== INPUT MATERIAL ==

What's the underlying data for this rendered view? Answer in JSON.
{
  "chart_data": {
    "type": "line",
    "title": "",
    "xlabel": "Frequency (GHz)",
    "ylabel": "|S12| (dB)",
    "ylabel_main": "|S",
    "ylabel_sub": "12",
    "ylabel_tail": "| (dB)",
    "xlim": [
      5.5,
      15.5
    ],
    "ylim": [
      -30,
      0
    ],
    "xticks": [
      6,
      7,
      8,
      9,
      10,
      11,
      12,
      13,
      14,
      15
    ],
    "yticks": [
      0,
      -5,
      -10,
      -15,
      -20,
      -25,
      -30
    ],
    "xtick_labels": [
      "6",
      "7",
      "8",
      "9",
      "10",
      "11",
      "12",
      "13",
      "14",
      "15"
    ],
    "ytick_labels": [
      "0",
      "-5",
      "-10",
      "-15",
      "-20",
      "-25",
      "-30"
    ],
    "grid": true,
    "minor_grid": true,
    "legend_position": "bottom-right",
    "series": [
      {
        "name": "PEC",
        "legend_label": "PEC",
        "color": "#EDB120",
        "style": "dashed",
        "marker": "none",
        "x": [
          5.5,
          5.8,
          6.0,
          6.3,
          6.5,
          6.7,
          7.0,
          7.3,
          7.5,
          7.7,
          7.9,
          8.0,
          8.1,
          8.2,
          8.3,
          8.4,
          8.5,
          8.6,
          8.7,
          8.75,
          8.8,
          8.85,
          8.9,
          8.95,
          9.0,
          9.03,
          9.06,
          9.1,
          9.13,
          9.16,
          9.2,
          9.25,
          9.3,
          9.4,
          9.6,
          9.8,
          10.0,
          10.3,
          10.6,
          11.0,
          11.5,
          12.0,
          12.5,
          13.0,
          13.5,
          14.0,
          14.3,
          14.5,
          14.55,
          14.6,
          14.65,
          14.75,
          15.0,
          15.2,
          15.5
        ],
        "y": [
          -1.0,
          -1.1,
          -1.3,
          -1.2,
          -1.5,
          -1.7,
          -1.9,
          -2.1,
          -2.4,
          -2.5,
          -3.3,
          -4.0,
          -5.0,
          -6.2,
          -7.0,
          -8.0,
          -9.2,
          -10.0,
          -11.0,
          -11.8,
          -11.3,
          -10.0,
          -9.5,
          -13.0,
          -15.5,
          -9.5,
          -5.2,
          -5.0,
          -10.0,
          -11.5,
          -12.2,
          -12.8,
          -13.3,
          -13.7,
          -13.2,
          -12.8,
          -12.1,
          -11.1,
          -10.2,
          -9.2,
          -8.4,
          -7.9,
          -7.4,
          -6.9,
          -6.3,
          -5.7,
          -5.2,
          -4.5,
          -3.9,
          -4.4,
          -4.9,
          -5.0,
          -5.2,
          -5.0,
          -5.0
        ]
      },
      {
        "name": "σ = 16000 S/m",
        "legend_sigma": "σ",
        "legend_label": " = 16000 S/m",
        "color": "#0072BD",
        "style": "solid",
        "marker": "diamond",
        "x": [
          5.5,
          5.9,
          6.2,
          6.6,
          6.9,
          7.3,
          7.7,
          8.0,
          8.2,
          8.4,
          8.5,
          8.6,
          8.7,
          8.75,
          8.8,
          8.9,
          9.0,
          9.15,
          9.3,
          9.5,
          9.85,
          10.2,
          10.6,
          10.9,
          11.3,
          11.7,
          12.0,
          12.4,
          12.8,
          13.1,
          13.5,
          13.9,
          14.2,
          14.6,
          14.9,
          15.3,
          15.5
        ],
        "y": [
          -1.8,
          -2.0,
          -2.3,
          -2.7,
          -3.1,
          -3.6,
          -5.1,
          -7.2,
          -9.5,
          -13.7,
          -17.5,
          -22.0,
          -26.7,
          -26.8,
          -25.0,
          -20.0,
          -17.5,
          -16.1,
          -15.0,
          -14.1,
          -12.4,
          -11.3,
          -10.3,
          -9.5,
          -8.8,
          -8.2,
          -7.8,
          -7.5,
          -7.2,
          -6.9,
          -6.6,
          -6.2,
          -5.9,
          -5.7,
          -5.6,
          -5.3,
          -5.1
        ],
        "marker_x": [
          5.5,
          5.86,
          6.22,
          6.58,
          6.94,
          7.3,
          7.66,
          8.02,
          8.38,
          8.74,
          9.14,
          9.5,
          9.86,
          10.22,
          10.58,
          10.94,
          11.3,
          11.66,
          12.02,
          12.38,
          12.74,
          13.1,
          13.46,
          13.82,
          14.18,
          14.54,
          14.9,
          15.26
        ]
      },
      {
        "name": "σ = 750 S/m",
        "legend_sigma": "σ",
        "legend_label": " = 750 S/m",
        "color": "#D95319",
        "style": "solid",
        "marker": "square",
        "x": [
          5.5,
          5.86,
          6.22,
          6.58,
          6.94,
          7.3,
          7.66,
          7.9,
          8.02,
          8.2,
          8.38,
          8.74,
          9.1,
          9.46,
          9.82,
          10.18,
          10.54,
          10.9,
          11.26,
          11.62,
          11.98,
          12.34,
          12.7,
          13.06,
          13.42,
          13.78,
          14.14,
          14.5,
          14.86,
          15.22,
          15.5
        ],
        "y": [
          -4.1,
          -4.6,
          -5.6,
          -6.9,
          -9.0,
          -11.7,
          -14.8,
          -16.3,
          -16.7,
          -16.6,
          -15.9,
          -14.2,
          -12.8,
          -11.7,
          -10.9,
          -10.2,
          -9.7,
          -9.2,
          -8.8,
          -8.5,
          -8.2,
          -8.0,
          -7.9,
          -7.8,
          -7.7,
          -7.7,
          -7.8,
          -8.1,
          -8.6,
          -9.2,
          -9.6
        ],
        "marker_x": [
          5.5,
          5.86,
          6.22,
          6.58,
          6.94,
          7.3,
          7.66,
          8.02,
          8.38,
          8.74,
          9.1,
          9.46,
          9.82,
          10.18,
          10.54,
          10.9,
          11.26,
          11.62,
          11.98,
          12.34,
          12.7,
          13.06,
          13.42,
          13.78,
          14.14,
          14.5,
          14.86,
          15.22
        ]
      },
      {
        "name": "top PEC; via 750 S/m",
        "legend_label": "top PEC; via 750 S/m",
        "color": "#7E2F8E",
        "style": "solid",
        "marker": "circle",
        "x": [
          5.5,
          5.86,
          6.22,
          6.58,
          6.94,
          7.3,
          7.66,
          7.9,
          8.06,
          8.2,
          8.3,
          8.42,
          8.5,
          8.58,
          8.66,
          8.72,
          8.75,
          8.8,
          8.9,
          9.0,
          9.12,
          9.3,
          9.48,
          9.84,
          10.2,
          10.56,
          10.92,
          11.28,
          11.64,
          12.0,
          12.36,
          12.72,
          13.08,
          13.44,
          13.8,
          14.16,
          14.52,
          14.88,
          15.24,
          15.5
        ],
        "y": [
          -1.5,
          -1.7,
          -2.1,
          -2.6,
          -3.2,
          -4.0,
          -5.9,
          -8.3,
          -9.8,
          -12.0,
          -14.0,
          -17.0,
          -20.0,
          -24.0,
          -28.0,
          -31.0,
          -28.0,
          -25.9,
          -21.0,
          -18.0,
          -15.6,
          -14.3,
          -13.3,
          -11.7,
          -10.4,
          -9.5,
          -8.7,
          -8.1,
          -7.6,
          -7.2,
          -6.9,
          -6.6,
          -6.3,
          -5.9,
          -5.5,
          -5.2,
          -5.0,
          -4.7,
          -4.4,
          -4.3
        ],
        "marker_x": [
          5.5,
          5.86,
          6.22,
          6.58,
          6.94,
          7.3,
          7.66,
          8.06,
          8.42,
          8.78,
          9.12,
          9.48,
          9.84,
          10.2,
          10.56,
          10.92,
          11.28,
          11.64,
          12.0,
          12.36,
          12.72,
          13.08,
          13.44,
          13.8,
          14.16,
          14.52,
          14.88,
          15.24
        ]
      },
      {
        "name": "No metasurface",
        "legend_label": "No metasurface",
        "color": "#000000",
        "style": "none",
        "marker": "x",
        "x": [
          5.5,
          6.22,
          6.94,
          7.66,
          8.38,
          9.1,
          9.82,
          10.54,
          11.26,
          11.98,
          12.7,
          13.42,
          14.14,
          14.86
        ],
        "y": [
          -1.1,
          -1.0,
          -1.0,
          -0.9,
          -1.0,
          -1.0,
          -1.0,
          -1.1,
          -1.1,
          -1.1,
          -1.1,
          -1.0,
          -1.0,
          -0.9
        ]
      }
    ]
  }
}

===

### WRITTEN INSTRUCTION
Copy each line in the data that holds the word "color".

### FINISHED EXERCISE
        "color": "#EDB120",
        "color": "#0072BD",
        "color": "#D95319",
        "color": "#7E2F8E",
        "color": "#000000",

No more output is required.